SET EXERCISE: Reproduce, word for word, the stretch of the appeals court opinion from "Pratt, Kevin R." through "in this circuit.".

PASSAGE:
========================================
UNPUBLISHED
UNITED STATES COURT OF APPEALS
FOR THE FOURTH CIRCUIT
No. 14-4829
UNITED STATES OF AMERICA,
Plaintiff – Appellee,
v.
HEYDAR SADEGHI, a/k/a Heydar ‘Ed’ Sadeghi, a/k/a Aeydar
Zadeghi, a/k/a Heidar Sadeghi, a/k/a Mir Goharbar, a/k/a
Mir Sadegh Goharbar,
Defendant - Appellant.
Appeal from the United States District Court for the Eastern
District of Virginia, at Alexandria. James C. Cacheris, Senior
District Judge. (1:11-cr-00070-JCC-1)
Submitted: May 27, 2015 Decided: July 6, 2015
Before AGEE and DIAZ, Circuit Judges, and HAMILTON, Senior
Circuit Judge.
Affirmed by unpublished per curiam opinion.
Michael S. Nachmanoff, Federal Public Defender, Frances H.
Pratt, Kevin R. Brehm, Assistant Federal Public Defenders,
Alexandria, Virginia, for Appellant. Dana J. Boente, United
States Attorney, Catherine S. Ahn, Special Assistant United
States Attorney, Alexandria, Virginia, for Appellee.
Unpublished opinions are not binding precedent in this circuit.
PER CURIAM:
Heydar Sadeghi appeals the district court’s order revoking
his term of probation and sentencing him to 12 months’
imprisonment. On appeal, Sadeghi argues that the district court
abused its discretion in finding that he violated his probation
by committing the Virginia offense of abduction, as the
testimony presented at the revocation hearing was insufficient
to establish the elements of that offense. For the reasons that
follow, we affirm.
========================================
SUPPLIED INFORMATION:
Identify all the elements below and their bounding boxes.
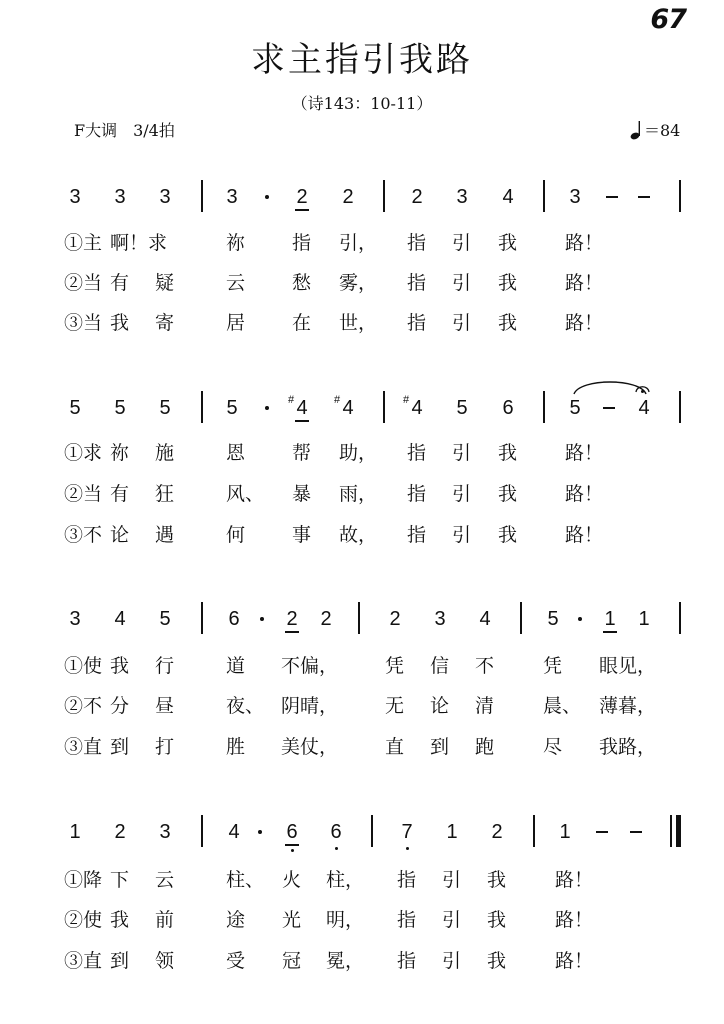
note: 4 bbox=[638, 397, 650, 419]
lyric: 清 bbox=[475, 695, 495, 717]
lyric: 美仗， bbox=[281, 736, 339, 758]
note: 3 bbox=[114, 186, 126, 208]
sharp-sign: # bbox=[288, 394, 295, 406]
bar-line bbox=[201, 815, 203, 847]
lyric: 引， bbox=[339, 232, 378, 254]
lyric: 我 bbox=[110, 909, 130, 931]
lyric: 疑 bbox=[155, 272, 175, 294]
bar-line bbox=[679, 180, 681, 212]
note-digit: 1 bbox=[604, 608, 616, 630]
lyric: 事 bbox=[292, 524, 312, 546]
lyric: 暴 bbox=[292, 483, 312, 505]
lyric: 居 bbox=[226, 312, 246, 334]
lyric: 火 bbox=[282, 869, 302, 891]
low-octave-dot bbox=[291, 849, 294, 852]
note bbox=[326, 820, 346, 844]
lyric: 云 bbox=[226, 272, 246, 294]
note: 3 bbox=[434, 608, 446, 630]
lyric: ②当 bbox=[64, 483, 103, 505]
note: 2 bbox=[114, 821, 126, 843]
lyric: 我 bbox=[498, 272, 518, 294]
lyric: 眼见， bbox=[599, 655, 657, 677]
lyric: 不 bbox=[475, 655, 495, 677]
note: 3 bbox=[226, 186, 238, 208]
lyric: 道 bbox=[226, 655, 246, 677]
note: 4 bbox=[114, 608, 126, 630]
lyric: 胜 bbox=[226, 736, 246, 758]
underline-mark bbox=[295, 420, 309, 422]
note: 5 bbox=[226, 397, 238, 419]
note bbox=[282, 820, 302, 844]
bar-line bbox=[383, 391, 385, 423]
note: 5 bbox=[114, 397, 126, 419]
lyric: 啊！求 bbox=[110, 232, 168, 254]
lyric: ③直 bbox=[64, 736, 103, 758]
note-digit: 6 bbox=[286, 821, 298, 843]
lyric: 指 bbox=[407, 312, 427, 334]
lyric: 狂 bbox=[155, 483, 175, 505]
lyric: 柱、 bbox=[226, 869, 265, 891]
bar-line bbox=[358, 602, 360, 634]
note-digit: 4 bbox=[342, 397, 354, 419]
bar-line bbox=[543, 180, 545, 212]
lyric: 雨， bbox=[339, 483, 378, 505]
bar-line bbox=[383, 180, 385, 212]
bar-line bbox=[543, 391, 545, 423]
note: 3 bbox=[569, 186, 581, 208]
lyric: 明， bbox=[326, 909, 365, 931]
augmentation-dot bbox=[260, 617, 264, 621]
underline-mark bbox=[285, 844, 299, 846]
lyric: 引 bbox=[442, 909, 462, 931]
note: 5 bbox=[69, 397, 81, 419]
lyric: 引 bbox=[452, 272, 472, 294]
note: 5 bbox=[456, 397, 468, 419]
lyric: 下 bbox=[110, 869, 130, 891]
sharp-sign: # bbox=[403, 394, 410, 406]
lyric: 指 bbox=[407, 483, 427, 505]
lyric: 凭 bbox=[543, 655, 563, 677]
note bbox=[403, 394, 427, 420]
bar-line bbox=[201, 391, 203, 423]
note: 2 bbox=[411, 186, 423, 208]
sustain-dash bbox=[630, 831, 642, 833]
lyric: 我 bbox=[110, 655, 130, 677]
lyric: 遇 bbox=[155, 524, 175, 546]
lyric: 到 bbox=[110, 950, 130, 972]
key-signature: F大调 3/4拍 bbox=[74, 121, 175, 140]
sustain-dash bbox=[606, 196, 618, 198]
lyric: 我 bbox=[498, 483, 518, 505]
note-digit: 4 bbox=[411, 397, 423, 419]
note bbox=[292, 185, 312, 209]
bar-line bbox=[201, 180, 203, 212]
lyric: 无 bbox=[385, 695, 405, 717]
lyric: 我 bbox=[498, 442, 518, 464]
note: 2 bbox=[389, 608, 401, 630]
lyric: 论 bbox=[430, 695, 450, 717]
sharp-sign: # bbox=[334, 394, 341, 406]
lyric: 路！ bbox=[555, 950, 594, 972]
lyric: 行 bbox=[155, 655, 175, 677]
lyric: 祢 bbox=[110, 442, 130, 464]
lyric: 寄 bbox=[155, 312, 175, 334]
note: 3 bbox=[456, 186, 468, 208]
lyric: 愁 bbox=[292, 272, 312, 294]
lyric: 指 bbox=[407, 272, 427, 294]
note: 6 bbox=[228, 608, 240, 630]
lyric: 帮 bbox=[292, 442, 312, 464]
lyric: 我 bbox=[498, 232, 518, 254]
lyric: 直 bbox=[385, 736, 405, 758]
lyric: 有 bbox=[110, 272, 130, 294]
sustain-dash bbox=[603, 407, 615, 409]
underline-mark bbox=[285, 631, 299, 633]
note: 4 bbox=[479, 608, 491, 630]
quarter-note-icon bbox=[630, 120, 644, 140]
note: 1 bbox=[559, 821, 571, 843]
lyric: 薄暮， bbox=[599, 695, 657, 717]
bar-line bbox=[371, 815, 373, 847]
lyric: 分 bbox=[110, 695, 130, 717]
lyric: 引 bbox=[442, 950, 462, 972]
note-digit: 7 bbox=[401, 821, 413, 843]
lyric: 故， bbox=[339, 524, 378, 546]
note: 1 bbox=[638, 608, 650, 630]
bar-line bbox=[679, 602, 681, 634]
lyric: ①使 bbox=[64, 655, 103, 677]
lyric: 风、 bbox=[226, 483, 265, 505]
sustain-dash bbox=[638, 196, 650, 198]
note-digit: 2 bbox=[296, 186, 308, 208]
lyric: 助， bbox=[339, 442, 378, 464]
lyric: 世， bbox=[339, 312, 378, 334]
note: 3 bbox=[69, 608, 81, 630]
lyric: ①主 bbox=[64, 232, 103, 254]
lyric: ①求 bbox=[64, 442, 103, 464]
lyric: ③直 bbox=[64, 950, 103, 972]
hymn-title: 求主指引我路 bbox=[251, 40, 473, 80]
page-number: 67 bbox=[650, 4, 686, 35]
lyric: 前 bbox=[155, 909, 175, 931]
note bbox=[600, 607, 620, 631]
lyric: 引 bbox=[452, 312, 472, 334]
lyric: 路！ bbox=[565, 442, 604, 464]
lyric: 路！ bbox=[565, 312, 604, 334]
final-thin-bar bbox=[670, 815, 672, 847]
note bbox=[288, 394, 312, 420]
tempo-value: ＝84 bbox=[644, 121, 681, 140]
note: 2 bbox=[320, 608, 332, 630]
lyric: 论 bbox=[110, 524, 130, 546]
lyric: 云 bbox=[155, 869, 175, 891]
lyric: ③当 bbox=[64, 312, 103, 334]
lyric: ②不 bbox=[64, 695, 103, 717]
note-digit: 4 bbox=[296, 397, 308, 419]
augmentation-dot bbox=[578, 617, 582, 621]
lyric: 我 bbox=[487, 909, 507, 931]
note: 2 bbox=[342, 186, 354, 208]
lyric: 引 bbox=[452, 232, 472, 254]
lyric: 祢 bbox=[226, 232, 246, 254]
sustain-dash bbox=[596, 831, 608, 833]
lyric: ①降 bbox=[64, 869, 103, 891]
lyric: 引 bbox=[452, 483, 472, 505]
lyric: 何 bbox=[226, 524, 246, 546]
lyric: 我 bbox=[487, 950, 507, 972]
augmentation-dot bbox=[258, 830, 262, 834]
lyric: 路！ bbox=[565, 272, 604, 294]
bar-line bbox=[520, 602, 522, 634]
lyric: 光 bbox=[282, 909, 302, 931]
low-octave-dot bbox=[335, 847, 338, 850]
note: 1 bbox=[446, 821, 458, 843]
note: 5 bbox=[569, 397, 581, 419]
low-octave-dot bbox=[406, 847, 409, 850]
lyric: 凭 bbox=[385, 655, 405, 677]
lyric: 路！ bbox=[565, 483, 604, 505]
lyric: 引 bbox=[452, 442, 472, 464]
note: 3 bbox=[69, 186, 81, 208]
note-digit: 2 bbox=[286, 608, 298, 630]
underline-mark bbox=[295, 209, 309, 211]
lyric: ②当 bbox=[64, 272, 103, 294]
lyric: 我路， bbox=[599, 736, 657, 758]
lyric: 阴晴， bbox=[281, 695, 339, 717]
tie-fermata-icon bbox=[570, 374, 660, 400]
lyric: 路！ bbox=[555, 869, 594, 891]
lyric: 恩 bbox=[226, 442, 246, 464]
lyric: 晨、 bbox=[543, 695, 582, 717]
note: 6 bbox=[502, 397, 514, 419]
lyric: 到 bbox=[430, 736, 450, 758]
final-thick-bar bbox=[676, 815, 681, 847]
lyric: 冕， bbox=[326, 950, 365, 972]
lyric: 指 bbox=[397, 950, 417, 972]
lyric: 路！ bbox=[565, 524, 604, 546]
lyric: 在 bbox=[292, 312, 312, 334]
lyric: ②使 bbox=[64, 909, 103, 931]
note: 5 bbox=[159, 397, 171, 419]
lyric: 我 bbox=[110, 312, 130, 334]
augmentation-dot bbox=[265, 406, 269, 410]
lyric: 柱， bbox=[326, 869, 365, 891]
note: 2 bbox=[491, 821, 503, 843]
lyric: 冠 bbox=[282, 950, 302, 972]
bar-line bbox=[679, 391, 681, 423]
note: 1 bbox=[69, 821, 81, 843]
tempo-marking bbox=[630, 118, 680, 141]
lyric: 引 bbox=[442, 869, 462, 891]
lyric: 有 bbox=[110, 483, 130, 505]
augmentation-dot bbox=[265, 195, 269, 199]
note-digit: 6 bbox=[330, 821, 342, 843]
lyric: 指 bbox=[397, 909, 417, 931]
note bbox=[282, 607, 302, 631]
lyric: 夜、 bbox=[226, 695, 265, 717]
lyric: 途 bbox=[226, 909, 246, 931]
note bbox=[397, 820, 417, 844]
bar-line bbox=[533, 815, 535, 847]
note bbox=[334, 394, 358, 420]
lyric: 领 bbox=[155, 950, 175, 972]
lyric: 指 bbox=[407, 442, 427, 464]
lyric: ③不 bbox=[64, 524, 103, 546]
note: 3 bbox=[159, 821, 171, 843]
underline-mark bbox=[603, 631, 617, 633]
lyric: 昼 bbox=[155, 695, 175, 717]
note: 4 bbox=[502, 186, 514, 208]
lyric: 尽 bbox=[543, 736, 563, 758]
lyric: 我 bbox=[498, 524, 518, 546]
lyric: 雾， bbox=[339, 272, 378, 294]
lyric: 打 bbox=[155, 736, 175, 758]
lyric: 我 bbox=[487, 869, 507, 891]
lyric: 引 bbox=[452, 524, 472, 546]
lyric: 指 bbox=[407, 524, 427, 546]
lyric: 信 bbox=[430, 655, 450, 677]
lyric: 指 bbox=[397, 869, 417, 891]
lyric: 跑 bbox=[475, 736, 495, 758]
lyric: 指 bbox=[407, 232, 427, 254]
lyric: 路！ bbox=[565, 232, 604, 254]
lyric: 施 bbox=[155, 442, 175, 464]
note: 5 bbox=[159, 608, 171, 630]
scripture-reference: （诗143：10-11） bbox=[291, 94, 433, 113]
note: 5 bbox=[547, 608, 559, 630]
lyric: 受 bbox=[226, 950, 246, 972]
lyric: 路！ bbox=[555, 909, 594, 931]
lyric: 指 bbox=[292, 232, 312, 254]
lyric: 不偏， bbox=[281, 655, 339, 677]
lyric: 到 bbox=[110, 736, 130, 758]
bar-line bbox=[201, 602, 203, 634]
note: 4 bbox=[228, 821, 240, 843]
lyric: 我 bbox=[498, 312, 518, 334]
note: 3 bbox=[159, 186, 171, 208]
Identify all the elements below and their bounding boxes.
========================================
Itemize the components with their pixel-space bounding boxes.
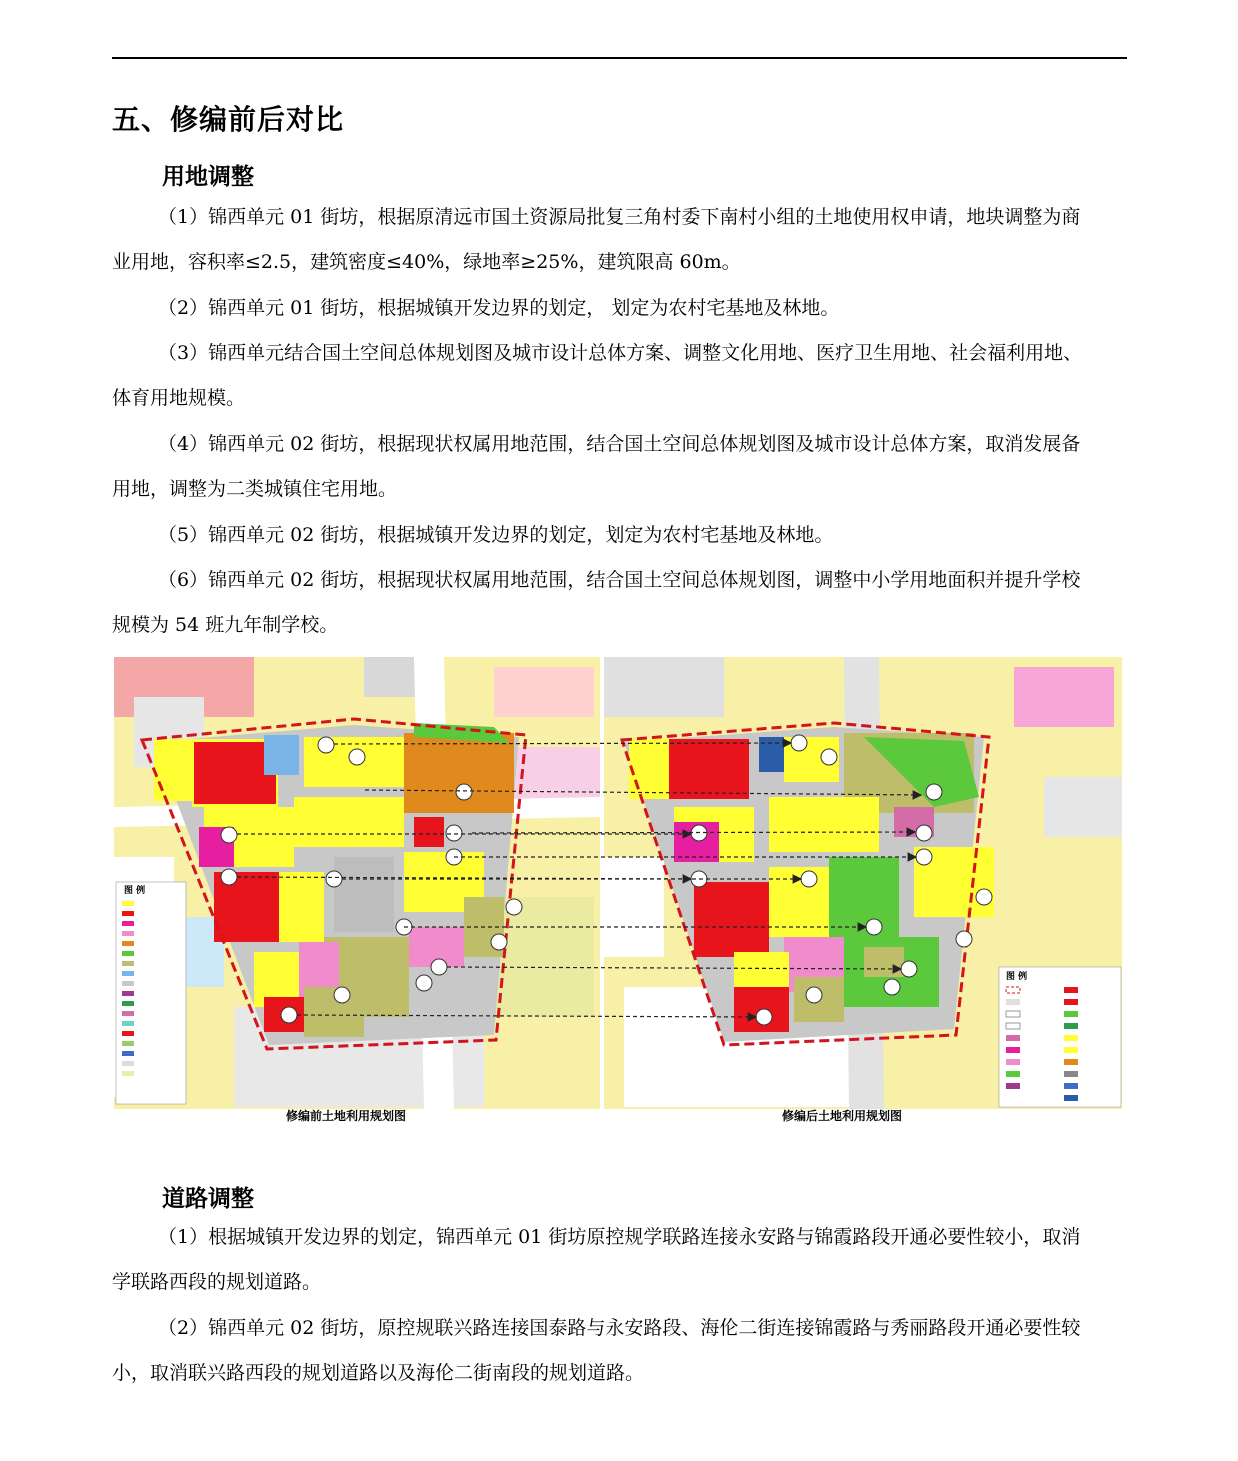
========================================
WRITTEN RESPONSE:
Pratt, Kevin R. Brehm, Assistant Federal Public Defenders,
Alexandria, Virginia, for Appellant. Dana J. Boente, United
States Attorney, Catherine S. Ahn, Special Assistant United
States Attorney, Alexandria, Virginia, for Appellee.
Unpublished opinions are not binding precedent in this circuit.